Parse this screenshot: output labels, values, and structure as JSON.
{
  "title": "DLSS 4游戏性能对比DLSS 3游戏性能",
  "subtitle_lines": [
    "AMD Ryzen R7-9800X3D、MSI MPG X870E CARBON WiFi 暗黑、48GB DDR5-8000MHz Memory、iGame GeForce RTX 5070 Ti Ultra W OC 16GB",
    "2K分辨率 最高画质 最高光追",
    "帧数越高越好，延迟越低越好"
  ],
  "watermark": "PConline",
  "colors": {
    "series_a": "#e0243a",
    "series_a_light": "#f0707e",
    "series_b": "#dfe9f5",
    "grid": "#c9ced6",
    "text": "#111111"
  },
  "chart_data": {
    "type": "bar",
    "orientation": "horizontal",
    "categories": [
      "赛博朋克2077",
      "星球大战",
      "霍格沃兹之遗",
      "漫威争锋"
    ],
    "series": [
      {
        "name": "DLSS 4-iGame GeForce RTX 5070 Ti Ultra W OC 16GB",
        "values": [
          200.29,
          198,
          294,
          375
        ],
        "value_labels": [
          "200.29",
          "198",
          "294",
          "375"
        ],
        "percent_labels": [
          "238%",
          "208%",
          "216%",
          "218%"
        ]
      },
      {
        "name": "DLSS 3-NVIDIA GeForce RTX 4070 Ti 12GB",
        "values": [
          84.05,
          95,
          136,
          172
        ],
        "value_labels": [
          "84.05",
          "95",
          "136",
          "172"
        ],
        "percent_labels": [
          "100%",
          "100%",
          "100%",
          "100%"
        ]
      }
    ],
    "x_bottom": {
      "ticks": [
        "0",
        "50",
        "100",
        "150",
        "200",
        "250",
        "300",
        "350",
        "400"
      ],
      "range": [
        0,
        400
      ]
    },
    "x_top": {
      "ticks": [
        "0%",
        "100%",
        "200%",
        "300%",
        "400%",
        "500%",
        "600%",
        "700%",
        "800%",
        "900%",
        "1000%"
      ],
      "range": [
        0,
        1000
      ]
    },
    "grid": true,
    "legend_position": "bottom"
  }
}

__WHAT NEEDS TO BE DONE__: Extract every line above exactly as it stands.

__COMPLETE RESPONSE__:
Parse this screenshot: output labels, values, and structure as JSON.
{
  "title": "DLSS 4游戏性能对比DLSS 3游戏性能",
  "subtitle_lines": [
    "AMD Ryzen R7-9800X3D、MSI MPG X870E CARBON WiFi 暗黑、48GB DDR5-8000MHz Memory、iGame GeForce RTX 5070 Ti Ultra W OC 16GB",
    "2K分辨率 最高画质 最高光追",
    "帧数越高越好，延迟越低越好"
  ],
  "watermark": "PConline",
  "colors": {
    "series_a": "#e0243a",
    "series_a_light": "#f0707e",
    "series_b": "#dfe9f5",
    "grid": "#c9ced6",
    "text": "#111111"
  },
  "chart_data": {
    "type": "bar",
    "orientation": "horizontal",
    "categories": [
      "赛博朋克2077",
      "星球大战",
      "霍格沃兹之遗",
      "漫威争锋"
    ],
    "series": [
      {
        "name": "DLSS 4-iGame GeForce RTX 5070 Ti Ultra W OC 16GB",
        "values": [
          200.29,
          198,
          294,
          375
        ],
        "value_labels": [
          "200.29",
          "198",
          "294",
          "375"
        ],
        "percent_labels": [
          "238%",
          "208%",
          "216%",
          "218%"
        ]
      },
      {
        "name": "DLSS 3-NVIDIA GeForce RTX 4070 Ti 12GB",
        "values": [
          84.05,
          95,
          136,
          172
        ],
        "value_labels": [
          "84.05",
          "95",
          "136",
          "172"
        ],
        "percent_labels": [
          "100%",
          "100%",
          "100%",
          "100%"
        ]
      }
    ],
    "x_bottom": {
      "ticks": [
        "0",
        "50",
        "100",
        "150",
        "200",
        "250",
        "300",
        "350",
        "400"
      ],
      "range": [
        0,
        400
      ]
    },
    "x_top": {
      "ticks": [
        "0%",
        "100%",
        "200%",
        "300%",
        "400%",
        "500%",
        "600%",
        "700%",
        "800%",
        "900%",
        "1000%"
      ],
      "range": [
        0,
        1000
      ]
    },
    "grid": true,
    "legend_position": "bottom"
  }
}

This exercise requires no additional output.